(Extracted data entries)
>> Begin

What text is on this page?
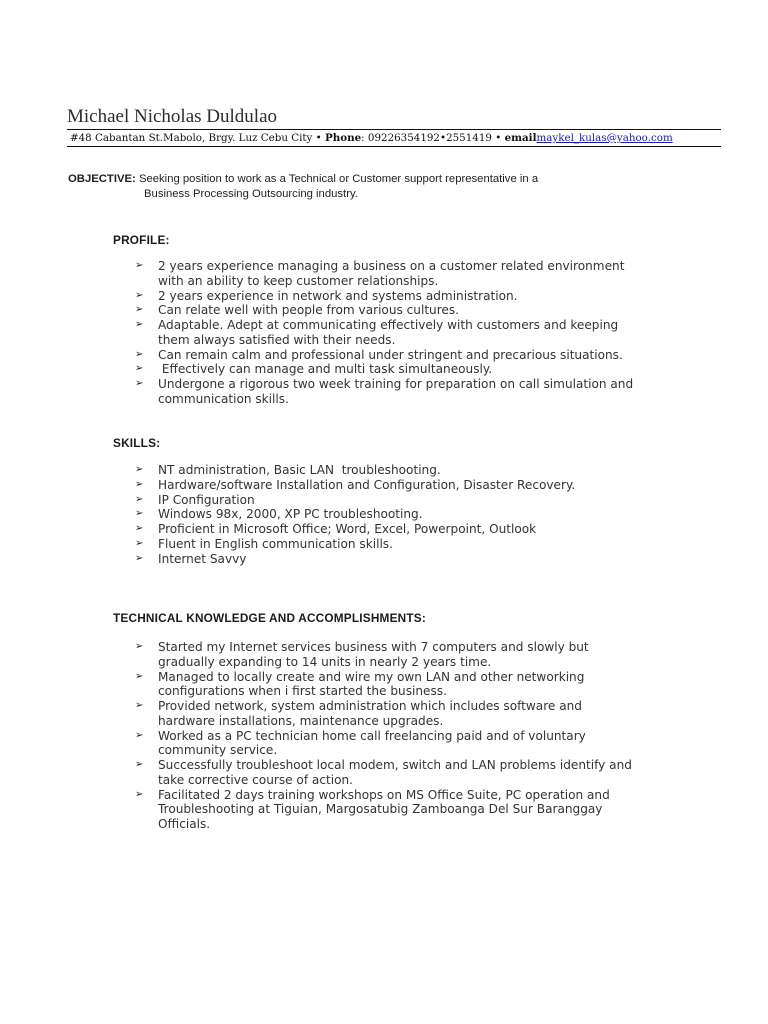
Michael Nicholas Duldulao
#48 Cabantan St.Mabolo, Brgy. Luz Cebu City • Phone: 09226354192•2551419 • emailmaykel_kulas@yahoo.com
OBJECTIVE: Seeking position to work as a Technical or Customer support representative in a
Business Processing Outsourcing industry.
PROFILE:
➢ 2 years experience managing a business on a customer related environment
with an ability to keep customer relationships.
➢ 2 years experience in network and systems administration.
➢ Can relate well with people from various cultures.
➢ Adaptable. Adept at communicating effectively with customers and keeping
them always satisfied with their needs.
➢ Can remain calm and professional under stringent and precarious situations.
➢ Effectively can manage and multi task simultaneously.
➢ Undergone a rigorous two week training for preparation on call simulation and
communication skills.
SKILLS:
➢ NT administration, Basic LAN  troubleshooting.
➢ Hardware/software Installation and Configuration, Disaster Recovery.
➢ IP Configuration
➢ Windows 98x, 2000, XP PC troubleshooting.
➢ Proficient in Microsoft Office; Word, Excel, Powerpoint, Outlook
➢ Fluent in English communication skills.
➢ Internet Savvy
TECHNICAL KNOWLEDGE AND ACCOMPLISHMENTS:
➢ Started my Internet services business with 7 computers and slowly but
gradually expanding to 14 units in nearly 2 years time.
➢ Managed to locally create and wire my own LAN and other networking
configurations when i first started the business.
➢ Provided network, system administration which includes software and
hardware installations, maintenance upgrades.
➢ Worked as a PC technician home call freelancing paid and of voluntary
community service.
➢ Successfully troubleshoot local modem, switch and LAN problems identify and
take corrective course of action.
➢ Facilitated 2 days training workshops on MS Office Suite, PC operation and
Troubleshooting at Tiguian, Margosatubig Zamboanga Del Sur Baranggay
Officials.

>> End

**Description of the task:** Extract each line holding the string "software".

**Result:**
➢ Hardware/software Installation and Configuration, Disaster Recovery.
➢ Provided network, system administration which includes software and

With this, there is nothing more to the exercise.